- [AIM]:
Find the string "Historical" in the data, then copy every line where it is found.

Extracts from a graphics dataset:

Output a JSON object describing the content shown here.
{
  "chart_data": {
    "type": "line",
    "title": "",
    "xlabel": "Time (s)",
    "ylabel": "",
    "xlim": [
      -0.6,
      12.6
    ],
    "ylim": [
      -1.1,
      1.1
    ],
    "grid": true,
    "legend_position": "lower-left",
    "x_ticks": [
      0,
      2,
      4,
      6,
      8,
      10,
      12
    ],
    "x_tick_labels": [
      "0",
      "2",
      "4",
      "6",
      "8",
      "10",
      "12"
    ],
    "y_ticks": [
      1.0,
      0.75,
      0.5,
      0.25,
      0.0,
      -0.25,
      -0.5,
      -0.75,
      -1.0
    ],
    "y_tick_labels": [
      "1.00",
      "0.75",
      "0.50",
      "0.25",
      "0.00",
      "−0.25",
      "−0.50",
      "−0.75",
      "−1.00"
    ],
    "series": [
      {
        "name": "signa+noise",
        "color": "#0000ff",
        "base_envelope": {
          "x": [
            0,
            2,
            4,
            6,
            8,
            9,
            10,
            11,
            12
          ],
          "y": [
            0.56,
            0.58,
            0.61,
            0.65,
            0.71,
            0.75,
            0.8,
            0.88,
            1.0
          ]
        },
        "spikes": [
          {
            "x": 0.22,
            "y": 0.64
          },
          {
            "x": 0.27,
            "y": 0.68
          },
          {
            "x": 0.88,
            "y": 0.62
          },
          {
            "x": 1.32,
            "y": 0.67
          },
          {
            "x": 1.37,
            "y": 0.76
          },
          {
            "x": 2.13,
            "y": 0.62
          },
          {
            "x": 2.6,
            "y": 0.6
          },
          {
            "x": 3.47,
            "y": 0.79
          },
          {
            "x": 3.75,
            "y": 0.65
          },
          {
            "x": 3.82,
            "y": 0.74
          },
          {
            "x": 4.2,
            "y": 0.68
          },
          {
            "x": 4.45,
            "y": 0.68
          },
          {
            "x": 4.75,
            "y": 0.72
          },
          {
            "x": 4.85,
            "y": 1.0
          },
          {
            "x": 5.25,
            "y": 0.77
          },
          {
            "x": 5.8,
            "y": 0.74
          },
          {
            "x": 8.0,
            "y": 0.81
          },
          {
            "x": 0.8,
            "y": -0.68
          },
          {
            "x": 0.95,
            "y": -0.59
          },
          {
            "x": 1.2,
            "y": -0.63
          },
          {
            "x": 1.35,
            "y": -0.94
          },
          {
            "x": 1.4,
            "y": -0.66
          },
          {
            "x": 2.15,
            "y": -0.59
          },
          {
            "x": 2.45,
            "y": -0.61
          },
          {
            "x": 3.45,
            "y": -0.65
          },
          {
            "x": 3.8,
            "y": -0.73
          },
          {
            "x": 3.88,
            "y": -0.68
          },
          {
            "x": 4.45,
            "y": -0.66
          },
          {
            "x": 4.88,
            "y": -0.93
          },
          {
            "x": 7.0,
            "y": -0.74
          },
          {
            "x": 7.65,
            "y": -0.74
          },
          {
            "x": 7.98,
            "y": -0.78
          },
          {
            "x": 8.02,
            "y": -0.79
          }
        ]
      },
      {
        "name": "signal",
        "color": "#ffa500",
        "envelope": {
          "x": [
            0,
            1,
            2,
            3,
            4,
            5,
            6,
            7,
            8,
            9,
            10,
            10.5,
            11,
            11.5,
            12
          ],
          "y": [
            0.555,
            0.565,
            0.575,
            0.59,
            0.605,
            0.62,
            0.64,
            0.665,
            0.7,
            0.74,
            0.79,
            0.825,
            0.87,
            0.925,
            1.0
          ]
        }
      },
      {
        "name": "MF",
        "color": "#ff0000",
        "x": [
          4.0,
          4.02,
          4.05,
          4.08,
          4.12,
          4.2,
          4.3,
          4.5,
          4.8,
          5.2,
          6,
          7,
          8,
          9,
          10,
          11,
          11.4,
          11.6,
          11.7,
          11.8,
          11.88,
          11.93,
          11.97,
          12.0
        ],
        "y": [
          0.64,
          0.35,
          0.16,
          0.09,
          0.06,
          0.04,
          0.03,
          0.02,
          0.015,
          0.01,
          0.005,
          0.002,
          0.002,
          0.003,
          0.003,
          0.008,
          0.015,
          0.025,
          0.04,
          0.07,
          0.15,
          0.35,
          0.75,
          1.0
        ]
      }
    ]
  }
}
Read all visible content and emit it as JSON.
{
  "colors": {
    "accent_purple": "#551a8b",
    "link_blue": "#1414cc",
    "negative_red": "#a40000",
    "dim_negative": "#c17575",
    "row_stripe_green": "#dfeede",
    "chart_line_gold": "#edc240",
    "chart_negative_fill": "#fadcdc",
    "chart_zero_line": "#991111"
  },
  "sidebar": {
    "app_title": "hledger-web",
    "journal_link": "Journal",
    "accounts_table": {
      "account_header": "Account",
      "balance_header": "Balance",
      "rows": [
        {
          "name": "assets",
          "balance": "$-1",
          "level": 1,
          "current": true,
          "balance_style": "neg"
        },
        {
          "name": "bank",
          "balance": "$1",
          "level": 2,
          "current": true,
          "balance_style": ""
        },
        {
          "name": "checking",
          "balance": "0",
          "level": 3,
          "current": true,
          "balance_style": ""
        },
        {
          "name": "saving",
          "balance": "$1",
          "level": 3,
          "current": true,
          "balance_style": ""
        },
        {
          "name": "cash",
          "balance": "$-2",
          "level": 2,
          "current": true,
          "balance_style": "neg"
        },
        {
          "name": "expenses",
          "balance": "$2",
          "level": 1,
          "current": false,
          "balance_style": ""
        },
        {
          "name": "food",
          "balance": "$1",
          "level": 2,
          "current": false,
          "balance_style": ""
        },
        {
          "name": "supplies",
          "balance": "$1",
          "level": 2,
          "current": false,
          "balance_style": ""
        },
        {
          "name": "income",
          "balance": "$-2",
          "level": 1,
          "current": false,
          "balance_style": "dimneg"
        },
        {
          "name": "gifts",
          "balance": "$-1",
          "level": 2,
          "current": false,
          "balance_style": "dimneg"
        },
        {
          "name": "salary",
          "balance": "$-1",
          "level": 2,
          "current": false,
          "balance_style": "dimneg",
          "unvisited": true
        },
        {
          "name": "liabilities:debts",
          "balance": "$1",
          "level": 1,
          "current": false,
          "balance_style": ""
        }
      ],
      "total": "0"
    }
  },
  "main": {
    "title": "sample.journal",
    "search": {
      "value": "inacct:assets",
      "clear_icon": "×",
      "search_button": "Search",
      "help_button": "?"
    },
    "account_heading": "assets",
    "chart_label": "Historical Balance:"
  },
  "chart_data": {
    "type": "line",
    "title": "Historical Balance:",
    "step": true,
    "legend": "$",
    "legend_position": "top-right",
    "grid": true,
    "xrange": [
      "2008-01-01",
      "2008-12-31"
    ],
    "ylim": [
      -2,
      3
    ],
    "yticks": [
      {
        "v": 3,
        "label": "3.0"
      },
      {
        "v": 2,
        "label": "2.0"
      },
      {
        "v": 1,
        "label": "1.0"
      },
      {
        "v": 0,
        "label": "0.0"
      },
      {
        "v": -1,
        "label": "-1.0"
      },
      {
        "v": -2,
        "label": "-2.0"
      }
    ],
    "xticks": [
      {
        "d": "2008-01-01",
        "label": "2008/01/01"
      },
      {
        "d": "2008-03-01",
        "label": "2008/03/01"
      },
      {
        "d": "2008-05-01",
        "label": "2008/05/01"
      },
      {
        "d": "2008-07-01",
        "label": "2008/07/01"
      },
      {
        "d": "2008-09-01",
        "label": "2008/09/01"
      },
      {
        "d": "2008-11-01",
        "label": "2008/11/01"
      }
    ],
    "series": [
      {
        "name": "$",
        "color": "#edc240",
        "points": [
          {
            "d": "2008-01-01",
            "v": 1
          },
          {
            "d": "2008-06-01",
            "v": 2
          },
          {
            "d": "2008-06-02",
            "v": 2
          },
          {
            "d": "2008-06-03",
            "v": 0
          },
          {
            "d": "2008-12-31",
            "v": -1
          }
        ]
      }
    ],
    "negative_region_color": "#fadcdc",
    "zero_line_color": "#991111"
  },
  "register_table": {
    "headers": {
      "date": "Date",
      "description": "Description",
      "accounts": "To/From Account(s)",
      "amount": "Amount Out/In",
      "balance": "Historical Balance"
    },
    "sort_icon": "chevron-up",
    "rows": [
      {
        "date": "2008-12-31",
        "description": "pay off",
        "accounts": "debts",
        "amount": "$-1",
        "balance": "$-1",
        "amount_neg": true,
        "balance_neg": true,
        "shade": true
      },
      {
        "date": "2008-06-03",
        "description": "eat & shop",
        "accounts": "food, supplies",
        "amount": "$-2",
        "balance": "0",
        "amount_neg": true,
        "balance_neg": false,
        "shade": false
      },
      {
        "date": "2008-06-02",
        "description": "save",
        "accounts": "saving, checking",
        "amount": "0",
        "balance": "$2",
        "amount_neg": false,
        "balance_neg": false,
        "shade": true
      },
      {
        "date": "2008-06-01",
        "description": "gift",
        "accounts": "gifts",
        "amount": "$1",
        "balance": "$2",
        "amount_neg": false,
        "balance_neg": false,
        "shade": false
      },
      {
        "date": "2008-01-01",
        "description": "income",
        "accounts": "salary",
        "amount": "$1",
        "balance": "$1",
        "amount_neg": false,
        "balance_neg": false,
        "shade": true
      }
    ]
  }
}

- [COMPLETE OUTPUT]:
    "chart_label": "Historical Balance:"
    "title": "Historical Balance:",
      "balance": "Historical Balance"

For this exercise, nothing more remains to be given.